▶ [Material for the task]:
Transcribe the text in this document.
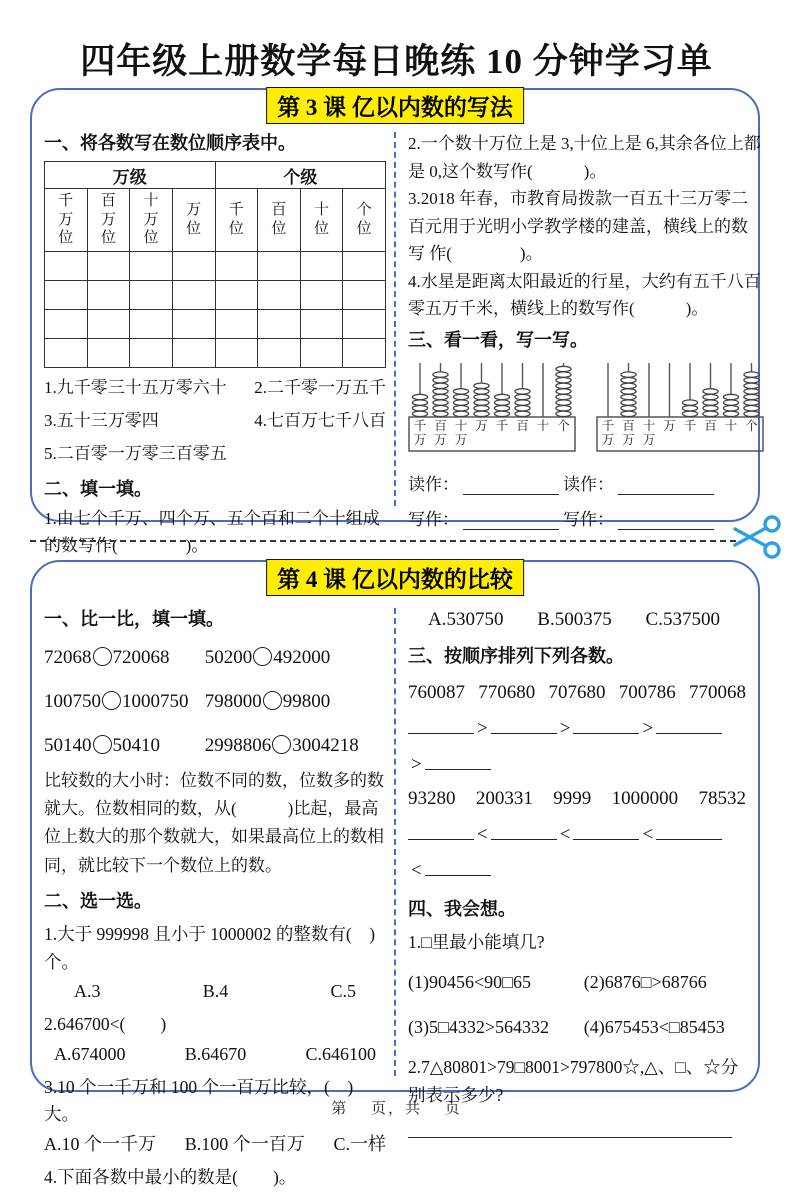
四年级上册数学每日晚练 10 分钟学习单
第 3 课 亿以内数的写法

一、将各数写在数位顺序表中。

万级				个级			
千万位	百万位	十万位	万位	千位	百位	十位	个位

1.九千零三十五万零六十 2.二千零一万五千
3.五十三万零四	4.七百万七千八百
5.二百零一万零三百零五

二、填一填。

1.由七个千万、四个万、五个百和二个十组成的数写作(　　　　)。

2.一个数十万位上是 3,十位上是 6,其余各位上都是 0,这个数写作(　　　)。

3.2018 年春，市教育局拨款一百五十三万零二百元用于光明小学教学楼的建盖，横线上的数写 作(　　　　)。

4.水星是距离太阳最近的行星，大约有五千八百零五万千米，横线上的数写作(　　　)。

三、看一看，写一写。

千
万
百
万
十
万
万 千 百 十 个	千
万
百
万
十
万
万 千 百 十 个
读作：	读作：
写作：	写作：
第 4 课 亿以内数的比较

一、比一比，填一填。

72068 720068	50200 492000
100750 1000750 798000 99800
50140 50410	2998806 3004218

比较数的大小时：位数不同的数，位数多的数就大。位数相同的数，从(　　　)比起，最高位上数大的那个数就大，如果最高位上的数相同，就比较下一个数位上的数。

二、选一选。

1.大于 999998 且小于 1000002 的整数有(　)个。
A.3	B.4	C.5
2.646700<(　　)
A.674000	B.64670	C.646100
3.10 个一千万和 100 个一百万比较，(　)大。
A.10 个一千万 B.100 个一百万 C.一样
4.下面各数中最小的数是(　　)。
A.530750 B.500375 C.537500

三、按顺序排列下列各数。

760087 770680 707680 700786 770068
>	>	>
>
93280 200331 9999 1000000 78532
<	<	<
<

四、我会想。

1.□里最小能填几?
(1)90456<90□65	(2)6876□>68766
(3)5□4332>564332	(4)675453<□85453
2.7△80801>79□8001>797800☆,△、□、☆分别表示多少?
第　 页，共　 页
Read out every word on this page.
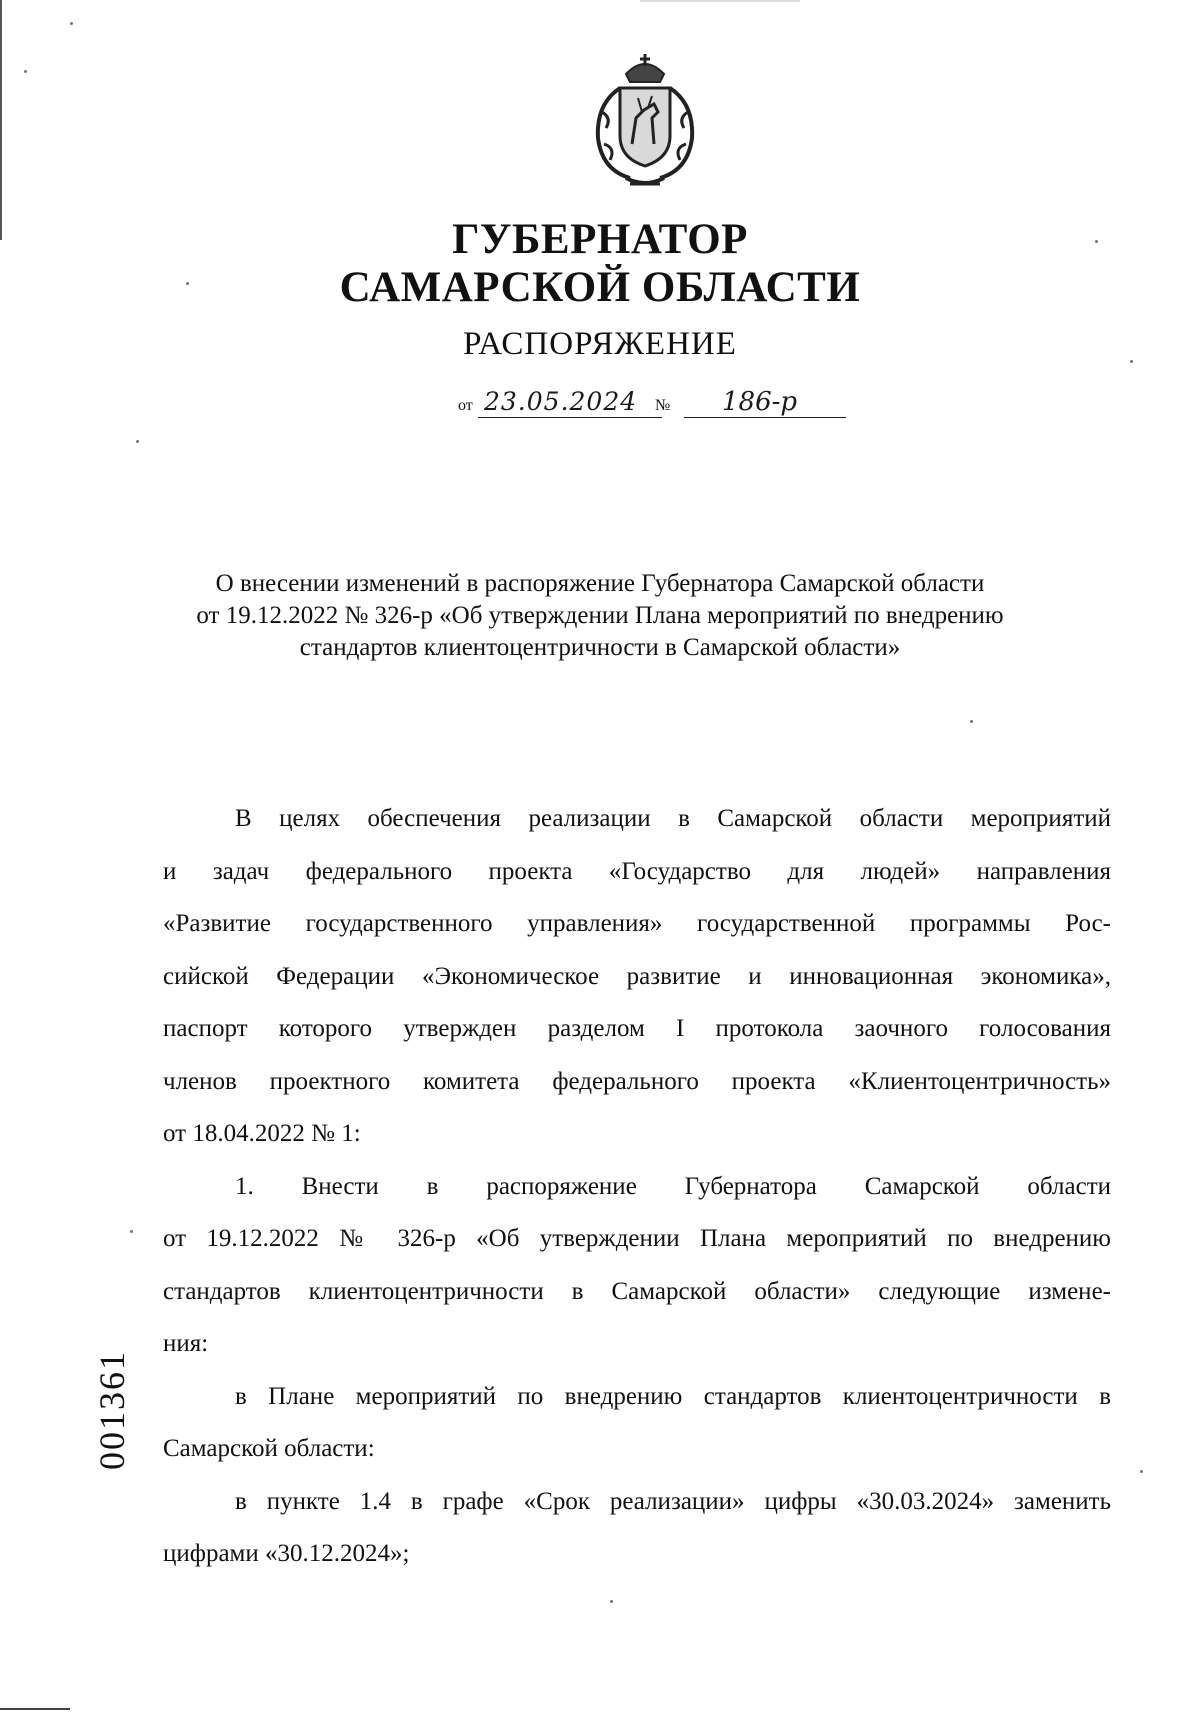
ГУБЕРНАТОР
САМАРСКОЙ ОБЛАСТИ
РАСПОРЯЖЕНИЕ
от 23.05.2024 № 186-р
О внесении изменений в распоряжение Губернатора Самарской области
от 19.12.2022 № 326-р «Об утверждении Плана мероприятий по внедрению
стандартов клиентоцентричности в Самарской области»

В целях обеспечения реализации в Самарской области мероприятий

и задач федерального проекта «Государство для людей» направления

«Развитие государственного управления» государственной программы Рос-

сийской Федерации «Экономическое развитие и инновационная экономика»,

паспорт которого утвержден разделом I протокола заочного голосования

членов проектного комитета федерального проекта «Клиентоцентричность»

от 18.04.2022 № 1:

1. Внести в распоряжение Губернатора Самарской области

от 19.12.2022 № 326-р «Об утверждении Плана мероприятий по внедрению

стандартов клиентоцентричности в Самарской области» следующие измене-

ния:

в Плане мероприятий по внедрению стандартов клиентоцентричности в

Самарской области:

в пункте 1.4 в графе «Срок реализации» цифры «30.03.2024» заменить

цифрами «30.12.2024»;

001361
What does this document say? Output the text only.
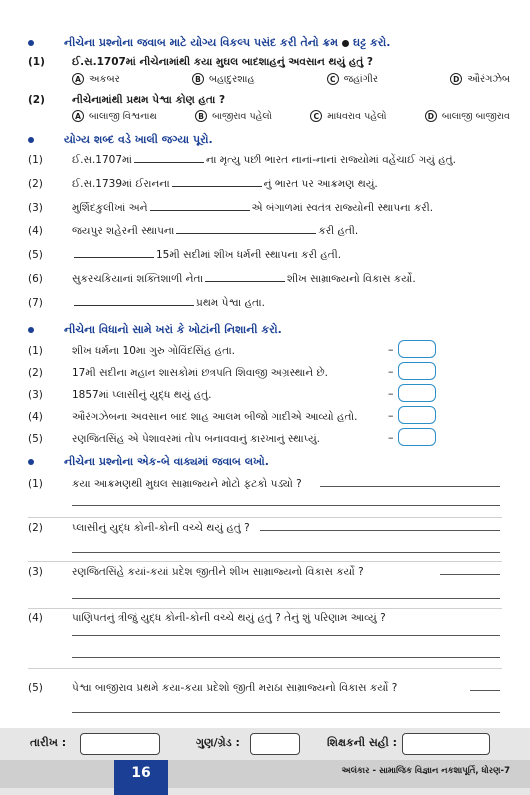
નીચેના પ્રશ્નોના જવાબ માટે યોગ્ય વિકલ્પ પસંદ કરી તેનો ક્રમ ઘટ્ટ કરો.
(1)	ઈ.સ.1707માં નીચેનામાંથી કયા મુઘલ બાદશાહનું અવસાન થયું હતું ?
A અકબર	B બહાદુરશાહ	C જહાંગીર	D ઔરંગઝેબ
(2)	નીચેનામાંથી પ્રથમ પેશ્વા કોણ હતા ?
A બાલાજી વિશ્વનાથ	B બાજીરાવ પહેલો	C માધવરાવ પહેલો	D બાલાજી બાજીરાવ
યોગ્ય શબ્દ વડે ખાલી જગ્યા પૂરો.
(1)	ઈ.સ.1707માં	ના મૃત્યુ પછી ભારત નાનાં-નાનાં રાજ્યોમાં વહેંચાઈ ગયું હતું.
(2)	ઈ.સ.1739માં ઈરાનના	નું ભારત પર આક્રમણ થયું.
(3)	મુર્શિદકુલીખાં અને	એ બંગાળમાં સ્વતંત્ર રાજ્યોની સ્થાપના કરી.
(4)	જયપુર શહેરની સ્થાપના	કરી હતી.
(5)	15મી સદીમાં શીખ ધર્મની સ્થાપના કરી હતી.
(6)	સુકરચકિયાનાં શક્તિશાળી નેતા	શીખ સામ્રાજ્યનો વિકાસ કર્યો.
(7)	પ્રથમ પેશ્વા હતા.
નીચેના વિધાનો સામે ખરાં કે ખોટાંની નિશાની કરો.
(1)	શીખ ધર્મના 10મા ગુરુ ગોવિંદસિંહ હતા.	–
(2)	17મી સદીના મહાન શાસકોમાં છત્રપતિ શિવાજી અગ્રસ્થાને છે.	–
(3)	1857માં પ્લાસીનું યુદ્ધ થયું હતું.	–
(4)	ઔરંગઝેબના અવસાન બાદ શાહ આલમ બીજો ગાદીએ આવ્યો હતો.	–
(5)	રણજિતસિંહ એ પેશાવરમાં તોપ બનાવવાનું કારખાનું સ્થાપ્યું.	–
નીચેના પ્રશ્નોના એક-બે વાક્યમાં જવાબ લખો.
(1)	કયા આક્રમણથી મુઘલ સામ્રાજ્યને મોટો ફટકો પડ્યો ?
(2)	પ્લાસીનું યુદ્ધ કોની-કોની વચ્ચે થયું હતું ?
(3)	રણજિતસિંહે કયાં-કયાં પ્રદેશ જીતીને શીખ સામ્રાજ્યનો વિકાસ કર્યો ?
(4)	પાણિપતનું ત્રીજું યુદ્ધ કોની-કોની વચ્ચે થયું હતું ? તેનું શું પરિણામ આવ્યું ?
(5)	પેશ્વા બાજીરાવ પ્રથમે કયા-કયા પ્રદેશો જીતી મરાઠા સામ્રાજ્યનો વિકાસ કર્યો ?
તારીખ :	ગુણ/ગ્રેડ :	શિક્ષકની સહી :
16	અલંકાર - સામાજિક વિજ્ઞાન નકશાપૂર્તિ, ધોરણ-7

▶ [Your goal]:
Select the lines that carry the string "Губернатора" and copy them.

▶ [Solution to this task]:
О внесении изменений в распоряжение Губернатора Самарской области
1. Внести в распоряжение Губернатора Самарской области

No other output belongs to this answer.